─── Task data
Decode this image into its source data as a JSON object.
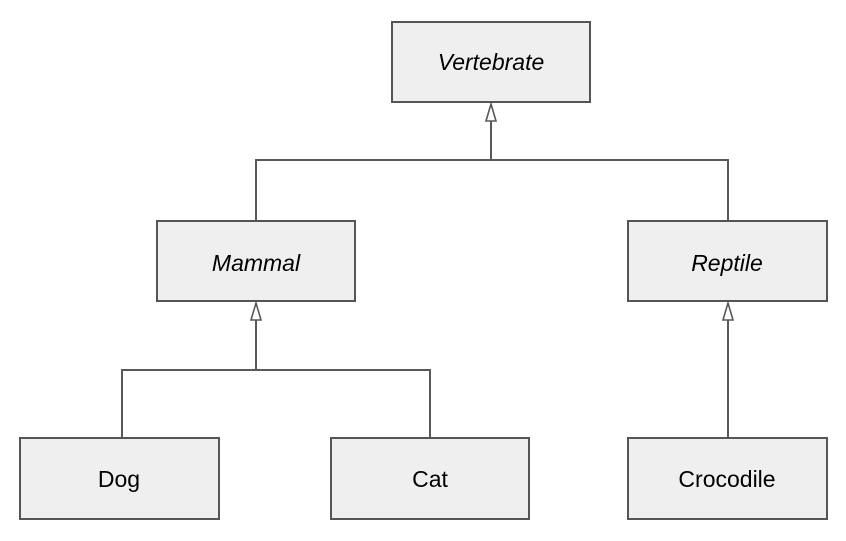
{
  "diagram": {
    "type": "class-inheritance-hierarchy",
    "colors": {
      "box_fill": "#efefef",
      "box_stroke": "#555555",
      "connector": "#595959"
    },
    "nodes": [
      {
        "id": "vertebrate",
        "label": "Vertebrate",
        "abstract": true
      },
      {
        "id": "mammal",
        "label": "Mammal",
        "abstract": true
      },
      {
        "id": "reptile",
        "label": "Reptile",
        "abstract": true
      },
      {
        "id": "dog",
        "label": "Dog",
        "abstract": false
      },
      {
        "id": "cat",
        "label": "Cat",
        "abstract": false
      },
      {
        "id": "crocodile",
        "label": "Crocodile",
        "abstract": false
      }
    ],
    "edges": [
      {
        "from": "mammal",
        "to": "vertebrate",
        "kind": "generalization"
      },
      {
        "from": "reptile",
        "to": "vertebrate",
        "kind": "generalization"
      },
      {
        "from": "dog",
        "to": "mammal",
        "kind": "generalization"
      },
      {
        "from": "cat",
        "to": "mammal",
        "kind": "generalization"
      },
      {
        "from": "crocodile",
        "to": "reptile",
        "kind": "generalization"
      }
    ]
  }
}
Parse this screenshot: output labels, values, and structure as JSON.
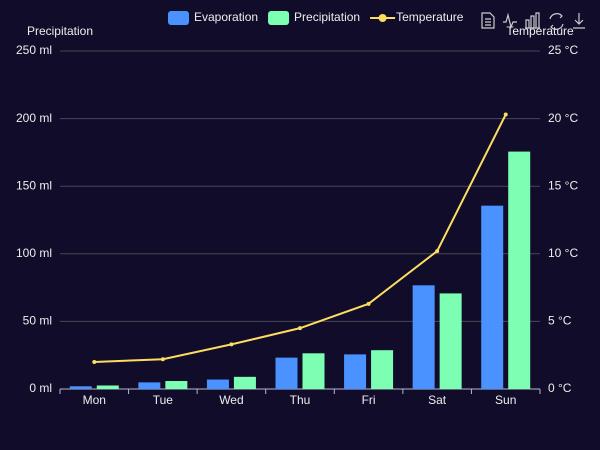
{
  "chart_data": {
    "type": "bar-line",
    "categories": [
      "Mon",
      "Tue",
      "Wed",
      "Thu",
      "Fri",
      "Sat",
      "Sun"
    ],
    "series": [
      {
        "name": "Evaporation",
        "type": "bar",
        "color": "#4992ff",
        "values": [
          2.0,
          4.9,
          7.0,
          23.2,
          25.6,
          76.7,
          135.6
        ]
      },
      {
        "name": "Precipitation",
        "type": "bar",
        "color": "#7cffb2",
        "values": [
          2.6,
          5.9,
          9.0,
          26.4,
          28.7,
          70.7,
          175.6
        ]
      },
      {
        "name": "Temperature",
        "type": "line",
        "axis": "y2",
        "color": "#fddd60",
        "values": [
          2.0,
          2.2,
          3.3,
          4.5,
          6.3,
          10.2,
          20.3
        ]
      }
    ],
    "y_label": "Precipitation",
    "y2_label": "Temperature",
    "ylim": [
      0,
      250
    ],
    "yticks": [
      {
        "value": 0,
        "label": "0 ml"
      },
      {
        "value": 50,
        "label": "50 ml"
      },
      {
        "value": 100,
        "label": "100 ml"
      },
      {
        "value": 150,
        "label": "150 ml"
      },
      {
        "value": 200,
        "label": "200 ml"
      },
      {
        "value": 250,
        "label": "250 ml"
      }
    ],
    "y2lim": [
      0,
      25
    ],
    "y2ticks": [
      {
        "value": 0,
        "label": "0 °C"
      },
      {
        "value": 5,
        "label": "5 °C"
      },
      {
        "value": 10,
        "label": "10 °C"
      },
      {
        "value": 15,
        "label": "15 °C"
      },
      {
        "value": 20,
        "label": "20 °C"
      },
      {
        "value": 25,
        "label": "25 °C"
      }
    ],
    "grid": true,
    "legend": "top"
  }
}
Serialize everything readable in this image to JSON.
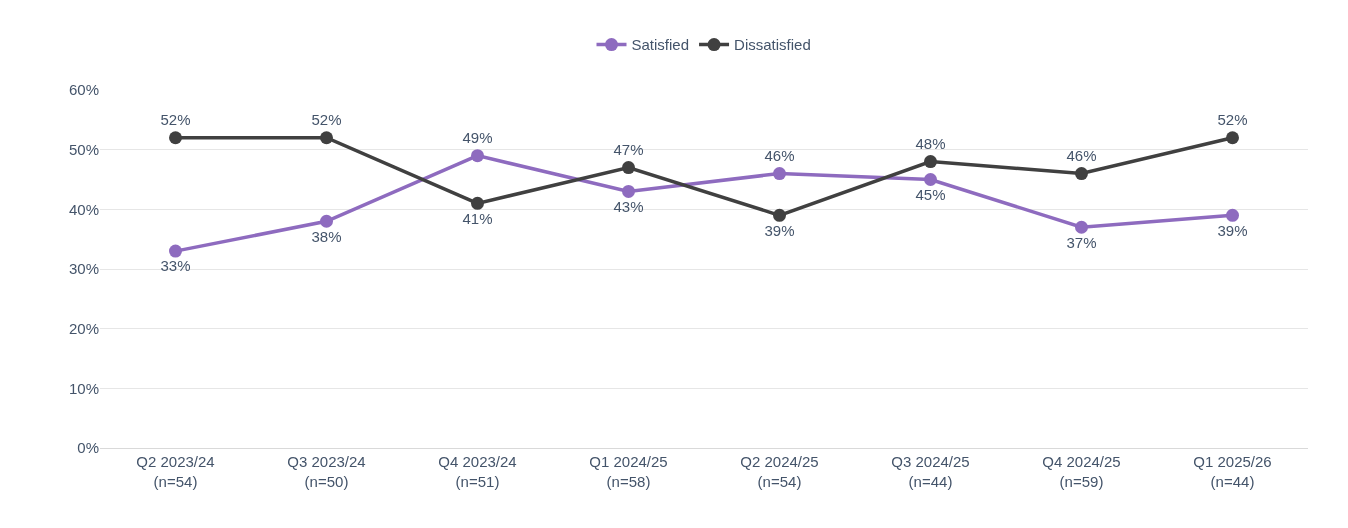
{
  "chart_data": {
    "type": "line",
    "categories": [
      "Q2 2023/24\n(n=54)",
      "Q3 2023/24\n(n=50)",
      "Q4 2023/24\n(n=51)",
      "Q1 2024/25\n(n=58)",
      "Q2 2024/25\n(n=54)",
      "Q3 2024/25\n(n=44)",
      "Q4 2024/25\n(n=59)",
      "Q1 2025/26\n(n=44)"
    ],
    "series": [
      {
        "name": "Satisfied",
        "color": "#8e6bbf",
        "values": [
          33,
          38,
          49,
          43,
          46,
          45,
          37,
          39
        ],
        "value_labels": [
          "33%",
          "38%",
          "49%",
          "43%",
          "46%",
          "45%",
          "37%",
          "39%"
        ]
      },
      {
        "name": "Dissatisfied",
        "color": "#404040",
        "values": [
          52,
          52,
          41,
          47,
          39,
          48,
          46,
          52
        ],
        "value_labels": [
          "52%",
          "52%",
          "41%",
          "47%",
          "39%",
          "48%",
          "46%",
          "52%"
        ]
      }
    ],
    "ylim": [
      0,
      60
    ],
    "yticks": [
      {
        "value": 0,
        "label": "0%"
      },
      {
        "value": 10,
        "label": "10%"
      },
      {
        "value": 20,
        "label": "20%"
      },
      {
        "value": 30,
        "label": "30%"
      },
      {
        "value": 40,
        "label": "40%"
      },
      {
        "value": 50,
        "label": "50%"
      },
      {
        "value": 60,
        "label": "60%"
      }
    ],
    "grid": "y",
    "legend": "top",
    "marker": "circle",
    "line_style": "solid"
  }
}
──────
### Work to complete
Transcribe all of the entries word for word, but skip any pictures they contain.

### Exercise response
Decode this image into its source data as a JSON object.
{
  "diagram": {
    "type": "class-inheritance-hierarchy",
    "colors": {
      "box_fill": "#efefef",
      "box_stroke": "#555555",
      "connector": "#595959"
    },
    "nodes": [
      {
        "id": "vertebrate",
        "label": "Vertebrate",
        "abstract": true
      },
      {
        "id": "mammal",
        "label": "Mammal",
        "abstract": true
      },
      {
        "id": "reptile",
        "label": "Reptile",
        "abstract": true
      },
      {
        "id": "dog",
        "label": "Dog",
        "abstract": false
      },
      {
        "id": "cat",
        "label": "Cat",
        "abstract": false
      },
      {
        "id": "crocodile",
        "label": "Crocodile",
        "abstract": false
      }
    ],
    "edges": [
      {
        "from": "mammal",
        "to": "vertebrate",
        "kind": "generalization"
      },
      {
        "from": "reptile",
        "to": "vertebrate",
        "kind": "generalization"
      },
      {
        "from": "dog",
        "to": "mammal",
        "kind": "generalization"
      },
      {
        "from": "cat",
        "to": "mammal",
        "kind": "generalization"
      },
      {
        "from": "crocodile",
        "to": "reptile",
        "kind": "generalization"
      }
    ]
  }
}
Parse this screenshot: output labels, values, and structure as JSON.
{
  "chart_data": {
    "type": "bar-line",
    "categories": [
      "Mon",
      "Tue",
      "Wed",
      "Thu",
      "Fri",
      "Sat",
      "Sun"
    ],
    "series": [
      {
        "name": "Evaporation",
        "type": "bar",
        "color": "#4992ff",
        "values": [
          2.0,
          4.9,
          7.0,
          23.2,
          25.6,
          76.7,
          135.6
        ]
      },
      {
        "name": "Precipitation",
        "type": "bar",
        "color": "#7cffb2",
        "values": [
          2.6,
          5.9,
          9.0,
          26.4,
          28.7,
          70.7,
          175.6
        ]
      },
      {
        "name": "Temperature",
        "type": "line",
        "axis": "y2",
        "color": "#fddd60",
        "values": [
          2.0,
          2.2,
          3.3,
          4.5,
          6.3,
          10.2,
          20.3
        ]
      }
    ],
    "y_label": "Precipitation",
    "y2_label": "Temperature",
    "ylim": [
      0,
      250
    ],
    "yticks": [
      {
        "value": 0,
        "label": "0 ml"
      },
      {
        "value": 50,
        "label": "50 ml"
      },
      {
        "value": 100,
        "label": "100 ml"
      },
      {
        "value": 150,
        "label": "150 ml"
      },
      {
        "value": 200,
        "label": "200 ml"
      },
      {
        "value": 250,
        "label": "250 ml"
      }
    ],
    "y2lim": [
      0,
      25
    ],
    "y2ticks": [
      {
        "value": 0,
        "label": "0 °C"
      },
      {
        "value": 5,
        "label": "5 °C"
      },
      {
        "value": 10,
        "label": "10 °C"
      },
      {
        "value": 15,
        "label": "15 °C"
      },
      {
        "value": 20,
        "label": "20 °C"
      },
      {
        "value": 25,
        "label": "25 °C"
      }
    ],
    "grid": true,
    "legend": "top"
  }
}
Serialize everything readable in this image to JSON.
{
  "chart_data": {
    "type": "line",
    "categories": [
      "Q2 2023/24\n(n=54)",
      "Q3 2023/24\n(n=50)",
      "Q4 2023/24\n(n=51)",
      "Q1 2024/25\n(n=58)",
      "Q2 2024/25\n(n=54)",
      "Q3 2024/25\n(n=44)",
      "Q4 2024/25\n(n=59)",
      "Q1 2025/26\n(n=44)"
    ],
    "series": [
      {
        "name": "Satisfied",
        "color": "#8e6bbf",
        "values": [
          33,
          38,
          49,
          43,
          46,
          45,
          37,
          39
        ],
        "value_labels": [
          "33%",
          "38%",
          "49%",
          "43%",
          "46%",
          "45%",
          "37%",
          "39%"
        ]
      },
      {
        "name": "Dissatisfied",
        "color": "#404040",
        "values": [
          52,
          52,
          41,
          47,
          39,
          48,
          46,
          52
        ],
        "value_labels": [
          "52%",
          "52%",
          "41%",
          "47%",
          "39%",
          "48%",
          "46%",
          "52%"
        ]
      }
    ],
    "ylim": [
      0,
      60
    ],
    "yticks": [
      {
        "value": 0,
        "label": "0%"
      },
      {
        "value": 10,
        "label": "10%"
      },
      {
        "value": 20,
        "label": "20%"
      },
      {
        "value": 30,
        "label": "30%"
      },
      {
        "value": 40,
        "label": "40%"
      },
      {
        "value": 50,
        "label": "50%"
      },
      {
        "value": 60,
        "label": "60%"
      }
    ],
    "grid": "y",
    "legend": "top",
    "marker": "circle",
    "line_style": "solid"
  }
}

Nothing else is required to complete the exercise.